Given request -
Report how many lines contain the word "JSON", with no other text.

Records provided -
= = = = = = =
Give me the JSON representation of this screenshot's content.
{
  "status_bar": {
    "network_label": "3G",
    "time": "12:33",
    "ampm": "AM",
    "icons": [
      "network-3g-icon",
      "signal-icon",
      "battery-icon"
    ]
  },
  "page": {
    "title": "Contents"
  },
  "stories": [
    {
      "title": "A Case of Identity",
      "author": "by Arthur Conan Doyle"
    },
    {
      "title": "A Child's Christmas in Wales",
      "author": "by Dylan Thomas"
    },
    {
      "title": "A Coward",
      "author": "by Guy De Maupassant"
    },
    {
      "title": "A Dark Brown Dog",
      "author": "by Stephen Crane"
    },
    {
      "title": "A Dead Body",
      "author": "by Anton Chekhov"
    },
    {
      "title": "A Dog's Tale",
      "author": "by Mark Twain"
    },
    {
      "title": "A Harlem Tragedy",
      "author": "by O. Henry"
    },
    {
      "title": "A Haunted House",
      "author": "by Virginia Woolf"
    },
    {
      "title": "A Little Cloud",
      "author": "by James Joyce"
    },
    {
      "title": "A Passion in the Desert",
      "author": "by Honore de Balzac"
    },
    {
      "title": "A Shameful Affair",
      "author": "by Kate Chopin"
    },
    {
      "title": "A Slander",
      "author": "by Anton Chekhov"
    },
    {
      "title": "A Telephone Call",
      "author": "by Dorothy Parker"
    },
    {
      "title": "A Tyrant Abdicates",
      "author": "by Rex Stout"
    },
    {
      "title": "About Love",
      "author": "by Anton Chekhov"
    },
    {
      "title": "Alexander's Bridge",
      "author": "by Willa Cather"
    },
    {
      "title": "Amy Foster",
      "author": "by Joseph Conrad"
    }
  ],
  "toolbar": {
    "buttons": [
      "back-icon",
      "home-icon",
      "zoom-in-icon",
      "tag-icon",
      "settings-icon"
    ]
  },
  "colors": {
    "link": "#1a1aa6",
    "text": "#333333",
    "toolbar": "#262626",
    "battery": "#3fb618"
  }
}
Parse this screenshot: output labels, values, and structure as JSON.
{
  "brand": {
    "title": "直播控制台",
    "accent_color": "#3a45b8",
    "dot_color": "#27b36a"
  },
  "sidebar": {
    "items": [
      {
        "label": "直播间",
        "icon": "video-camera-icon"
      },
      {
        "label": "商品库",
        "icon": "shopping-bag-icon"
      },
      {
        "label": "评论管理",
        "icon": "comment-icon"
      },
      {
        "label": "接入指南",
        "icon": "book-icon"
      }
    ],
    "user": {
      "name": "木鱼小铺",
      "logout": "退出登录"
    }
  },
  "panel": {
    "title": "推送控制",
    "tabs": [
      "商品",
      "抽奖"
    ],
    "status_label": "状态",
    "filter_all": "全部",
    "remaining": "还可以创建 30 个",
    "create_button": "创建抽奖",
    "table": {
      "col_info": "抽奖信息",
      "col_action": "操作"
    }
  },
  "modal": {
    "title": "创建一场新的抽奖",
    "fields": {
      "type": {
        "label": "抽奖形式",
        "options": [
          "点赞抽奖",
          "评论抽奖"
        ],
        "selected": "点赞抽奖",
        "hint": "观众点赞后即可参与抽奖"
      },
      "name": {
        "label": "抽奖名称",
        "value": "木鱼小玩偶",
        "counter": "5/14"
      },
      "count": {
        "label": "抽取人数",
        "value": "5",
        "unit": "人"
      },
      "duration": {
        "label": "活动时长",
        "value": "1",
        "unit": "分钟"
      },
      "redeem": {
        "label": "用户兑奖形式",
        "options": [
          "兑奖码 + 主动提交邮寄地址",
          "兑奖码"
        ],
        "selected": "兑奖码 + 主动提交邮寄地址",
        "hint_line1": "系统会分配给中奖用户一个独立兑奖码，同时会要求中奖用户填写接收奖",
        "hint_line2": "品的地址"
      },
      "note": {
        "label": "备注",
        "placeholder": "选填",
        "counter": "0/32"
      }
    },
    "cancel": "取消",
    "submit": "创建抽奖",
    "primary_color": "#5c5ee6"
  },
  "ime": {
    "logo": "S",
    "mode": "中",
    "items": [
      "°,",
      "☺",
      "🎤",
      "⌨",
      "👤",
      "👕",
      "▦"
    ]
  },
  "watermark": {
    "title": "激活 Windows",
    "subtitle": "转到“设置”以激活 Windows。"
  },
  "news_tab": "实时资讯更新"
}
= = = = = = =
Solution for this exercise -
2